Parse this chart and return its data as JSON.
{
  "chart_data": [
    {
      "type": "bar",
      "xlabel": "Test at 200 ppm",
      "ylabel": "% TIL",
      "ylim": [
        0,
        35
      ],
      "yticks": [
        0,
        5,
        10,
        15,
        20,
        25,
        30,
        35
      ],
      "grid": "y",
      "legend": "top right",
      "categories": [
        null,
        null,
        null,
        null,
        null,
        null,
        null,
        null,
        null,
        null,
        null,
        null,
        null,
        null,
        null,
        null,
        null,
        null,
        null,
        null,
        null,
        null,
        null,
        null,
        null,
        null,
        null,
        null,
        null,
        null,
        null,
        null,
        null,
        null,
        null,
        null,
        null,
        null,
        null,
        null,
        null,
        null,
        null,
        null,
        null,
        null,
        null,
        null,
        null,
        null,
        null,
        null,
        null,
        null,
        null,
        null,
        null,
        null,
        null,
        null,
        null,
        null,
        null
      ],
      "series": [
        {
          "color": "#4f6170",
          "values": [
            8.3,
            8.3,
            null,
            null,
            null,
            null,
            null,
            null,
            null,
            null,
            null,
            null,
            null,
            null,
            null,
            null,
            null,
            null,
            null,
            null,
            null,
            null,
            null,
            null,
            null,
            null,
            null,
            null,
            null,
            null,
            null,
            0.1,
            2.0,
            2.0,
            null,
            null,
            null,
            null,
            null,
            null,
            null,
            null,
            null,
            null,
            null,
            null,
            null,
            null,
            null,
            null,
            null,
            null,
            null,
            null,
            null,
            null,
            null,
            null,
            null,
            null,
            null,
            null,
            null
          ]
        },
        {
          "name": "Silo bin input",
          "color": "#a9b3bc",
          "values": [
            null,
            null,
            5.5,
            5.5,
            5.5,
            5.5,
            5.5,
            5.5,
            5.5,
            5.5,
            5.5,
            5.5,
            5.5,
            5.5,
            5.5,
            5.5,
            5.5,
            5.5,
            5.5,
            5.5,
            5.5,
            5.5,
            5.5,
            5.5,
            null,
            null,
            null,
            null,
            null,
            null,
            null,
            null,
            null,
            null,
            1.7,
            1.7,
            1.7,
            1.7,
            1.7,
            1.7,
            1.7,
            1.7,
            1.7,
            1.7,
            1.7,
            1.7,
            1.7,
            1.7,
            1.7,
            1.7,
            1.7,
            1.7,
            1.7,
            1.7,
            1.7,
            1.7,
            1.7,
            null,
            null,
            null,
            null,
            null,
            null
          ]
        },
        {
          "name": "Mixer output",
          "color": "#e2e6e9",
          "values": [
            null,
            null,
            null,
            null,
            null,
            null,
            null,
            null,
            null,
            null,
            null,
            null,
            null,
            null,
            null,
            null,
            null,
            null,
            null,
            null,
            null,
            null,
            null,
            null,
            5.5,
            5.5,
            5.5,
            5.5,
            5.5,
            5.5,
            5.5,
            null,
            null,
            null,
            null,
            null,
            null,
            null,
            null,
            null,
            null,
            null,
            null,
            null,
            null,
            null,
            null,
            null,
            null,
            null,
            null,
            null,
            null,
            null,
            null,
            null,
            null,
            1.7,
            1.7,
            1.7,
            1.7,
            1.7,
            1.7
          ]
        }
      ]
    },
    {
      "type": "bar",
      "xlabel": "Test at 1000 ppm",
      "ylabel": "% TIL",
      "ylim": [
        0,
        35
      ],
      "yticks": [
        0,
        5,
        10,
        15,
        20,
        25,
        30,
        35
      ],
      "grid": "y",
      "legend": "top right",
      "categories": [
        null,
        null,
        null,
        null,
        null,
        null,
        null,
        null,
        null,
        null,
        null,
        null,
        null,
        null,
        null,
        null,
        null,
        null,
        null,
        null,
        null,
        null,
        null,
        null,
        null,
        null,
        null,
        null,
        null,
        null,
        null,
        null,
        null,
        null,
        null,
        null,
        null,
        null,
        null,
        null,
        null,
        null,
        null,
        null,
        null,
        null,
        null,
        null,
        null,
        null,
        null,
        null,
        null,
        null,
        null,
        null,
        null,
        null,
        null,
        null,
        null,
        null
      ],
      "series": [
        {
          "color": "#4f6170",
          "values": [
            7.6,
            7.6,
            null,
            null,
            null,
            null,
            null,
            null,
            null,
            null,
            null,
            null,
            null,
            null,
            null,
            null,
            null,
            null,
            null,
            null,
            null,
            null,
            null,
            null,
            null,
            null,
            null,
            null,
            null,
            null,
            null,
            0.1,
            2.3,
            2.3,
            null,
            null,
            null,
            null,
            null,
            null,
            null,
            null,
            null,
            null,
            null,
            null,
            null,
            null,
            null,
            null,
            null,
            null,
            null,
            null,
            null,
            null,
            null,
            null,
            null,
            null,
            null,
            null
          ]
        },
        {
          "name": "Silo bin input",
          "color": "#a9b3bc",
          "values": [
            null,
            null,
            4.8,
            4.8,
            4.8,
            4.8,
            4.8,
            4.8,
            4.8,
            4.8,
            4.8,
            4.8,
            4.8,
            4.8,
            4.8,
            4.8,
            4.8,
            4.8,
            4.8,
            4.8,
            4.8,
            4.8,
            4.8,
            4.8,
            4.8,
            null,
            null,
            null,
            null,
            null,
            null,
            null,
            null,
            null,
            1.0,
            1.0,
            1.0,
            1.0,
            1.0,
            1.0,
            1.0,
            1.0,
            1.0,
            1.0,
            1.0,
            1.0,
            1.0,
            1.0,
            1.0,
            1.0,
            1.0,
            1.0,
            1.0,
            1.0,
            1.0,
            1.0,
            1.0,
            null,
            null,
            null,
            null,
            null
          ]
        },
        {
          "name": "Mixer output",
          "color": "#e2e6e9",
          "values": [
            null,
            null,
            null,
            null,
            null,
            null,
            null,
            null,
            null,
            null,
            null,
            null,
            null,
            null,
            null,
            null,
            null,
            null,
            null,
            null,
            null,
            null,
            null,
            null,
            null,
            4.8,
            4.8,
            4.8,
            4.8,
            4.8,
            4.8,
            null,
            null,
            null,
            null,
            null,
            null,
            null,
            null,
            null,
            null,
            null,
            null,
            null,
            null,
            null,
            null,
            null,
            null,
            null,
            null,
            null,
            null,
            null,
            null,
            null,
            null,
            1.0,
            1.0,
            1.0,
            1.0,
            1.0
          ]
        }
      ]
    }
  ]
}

• SHORT TASK
From the first line to the last, please quote the material above exactly.

• WRITTEN SOLUTION
Parse this chart and return its data as JSON.
{
  "chart_data": [
    {
      "type": "bar",
      "xlabel": "Test at 200 ppm",
      "ylabel": "% TIL",
      "ylim": [
        0,
        35
      ],
      "yticks": [
        0,
        5,
        10,
        15,
        20,
        25,
        30,
        35
      ],
      "grid": "y",
      "legend": "top right",
      "categories": [
        null,
        null,
        null,
        null,
        null,
        null,
        null,
        null,
        null,
        null,
        null,
        null,
        null,
        null,
        null,
        null,
        null,
        null,
        null,
        null,
        null,
        null,
        null,
        null,
        null,
        null,
        null,
        null,
        null,
        null,
        null,
        null,
        null,
        null,
        null,
        null,
        null,
        null,
        null,
        null,
        null,
        null,
        null,
        null,
        null,
        null,
        null,
        null,
        null,
        null,
        null,
        null,
        null,
        null,
        null,
        null,
        null,
        null,
        null,
        null,
        null,
        null,
        null
      ],
      "series": [
        {
          "color": "#4f6170",
          "values": [
            8.3,
            8.3,
            null,
            null,
            null,
            null,
            null,
            null,
            null,
            null,
            null,
            null,
            null,
            null,
            null,
            null,
            null,
            null,
            null,
            null,
            null,
            null,
            null,
            null,
            null,
            null,
            null,
            null,
            null,
            null,
            null,
            0.1,
            2.0,
            2.0,
            null,
            null,
            null,
            null,
            null,
            null,
            null,
            null,
            null,
            null,
            null,
            null,
            null,
            null,
            null,
            null,
            null,
            null,
            null,
            null,
            null,
            null,
            null,
            null,
            null,
            null,
            null,
            null,
            null
          ]
        },
        {
          "name": "Silo bin input",
          "color": "#a9b3bc",
          "values": [
            null,
            null,
            5.5,
            5.5,
            5.5,
            5.5,
            5.5,
            5.5,
            5.5,
            5.5,
            5.5,
            5.5,
            5.5,
            5.5,
            5.5,
            5.5,
            5.5,
            5.5,
            5.5,
            5.5,
            5.5,
            5.5,
            5.5,
            5.5,
            null,
            null,
            null,
            null,
            null,
            null,
            null,
            null,
            null,
            null,
            1.7,
            1.7,
            1.7,
            1.7,
            1.7,
            1.7,
            1.7,
            1.7,
            1.7,
            1.7,
            1.7,
            1.7,
            1.7,
            1.7,
            1.7,
            1.7,
            1.7,
            1.7,
            1.7,
            1.7,
            1.7,
            1.7,
            1.7,
            null,
            null,
            null,
            null,
            null,
            null
          ]
        },
        {
          "name": "Mixer output",
          "color": "#e2e6e9",
          "values": [
            null,
            null,
            null,
            null,
            null,
            null,
            null,
            null,
            null,
            null,
            null,
            null,
            null,
            null,
            null,
            null,
            null,
            null,
            null,
            null,
            null,
            null,
            null,
            null,
            5.5,
            5.5,
            5.5,
            5.5,
            5.5,
            5.5,
            5.5,
            null,
            null,
            null,
            null,
            null,
            null,
            null,
            null,
            null,
            null,
            null,
            null,
            null,
            null,
            null,
            null,
            null,
            null,
            null,
            null,
            null,
            null,
            null,
            null,
            null,
            null,
            1.7,
            1.7,
            1.7,
            1.7,
            1.7,
            1.7
          ]
        }
      ]
    },
    {
      "type": "bar",
      "xlabel": "Test at 1000 ppm",
      "ylabel": "% TIL",
      "ylim": [
        0,
        35
      ],
      "yticks": [
        0,
        5,
        10,
        15,
        20,
        25,
        30,
        35
      ],
      "grid": "y",
      "legend": "top right",
      "categories": [
        null,
        null,
        null,
        null,
        null,
        null,
        null,
        null,
        null,
        null,
        null,
        null,
        null,
        null,
        null,
        null,
        null,
        null,
        null,
        null,
        null,
        null,
        null,
        null,
        null,
        null,
        null,
        null,
        null,
        null,
        null,
        null,
        null,
        null,
        null,
        null,
        null,
        null,
        null,
        null,
        null,
        null,
        null,
        null,
        null,
        null,
        null,
        null,
        null,
        null,
        null,
        null,
        null,
        null,
        null,
        null,
        null,
        null,
        null,
        null,
        null,
        null
      ],
      "series": [
        {
          "color": "#4f6170",
          "values": [
            7.6,
            7.6,
            null,
            null,
            null,
            null,
            null,
            null,
            null,
            null,
            null,
            null,
            null,
            null,
            null,
            null,
            null,
            null,
            null,
            null,
            null,
            null,
            null,
            null,
            null,
            null,
            null,
            null,
            null,
            null,
            null,
            0.1,
            2.3,
            2.3,
            null,
            null,
            null,
            null,
            null,
            null,
            null,
            null,
            null,
            null,
            null,
            null,
            null,
            null,
            null,
            null,
            null,
            null,
            null,
            null,
            null,
            null,
            null,
            null,
            null,
            null,
            null,
            null
          ]
        },
        {
          "name": "Silo bin input",
          "color": "#a9b3bc",
          "values": [
            null,
            null,
            4.8,
            4.8,
            4.8,
            4.8,
            4.8,
            4.8,
            4.8,
            4.8,
            4.8,
            4.8,
            4.8,
            4.8,
            4.8,
            4.8,
            4.8,
            4.8,
            4.8,
            4.8,
            4.8,
            4.8,
            4.8,
            4.8,
            4.8,
            null,
            null,
            null,
            null,
            null,
            null,
            null,
            null,
            null,
            1.0,
            1.0,
            1.0,
            1.0,
            1.0,
            1.0,
            1.0,
            1.0,
            1.0,
            1.0,
            1.0,
            1.0,
            1.0,
            1.0,
            1.0,
            1.0,
            1.0,
            1.0,
            1.0,
            1.0,
            1.0,
            1.0,
            1.0,
            null,
            null,
            null,
            null,
            null
          ]
        },
        {
          "name": "Mixer output",
          "color": "#e2e6e9",
          "values": [
            null,
            null,
            null,
            null,
            null,
            null,
            null,
            null,
            null,
            null,
            null,
            null,
            null,
            null,
            null,
            null,
            null,
            null,
            null,
            null,
            null,
            null,
            null,
            null,
            null,
            4.8,
            4.8,
            4.8,
            4.8,
            4.8,
            4.8,
            null,
            null,
            null,
            null,
            null,
            null,
            null,
            null,
            null,
            null,
            null,
            null,
            null,
            null,
            null,
            null,
            null,
            null,
            null,
            null,
            null,
            null,
            null,
            null,
            null,
            null,
            1.0,
            1.0,
            1.0,
            1.0,
            1.0
          ]
        }
      ]
    }
  ]
}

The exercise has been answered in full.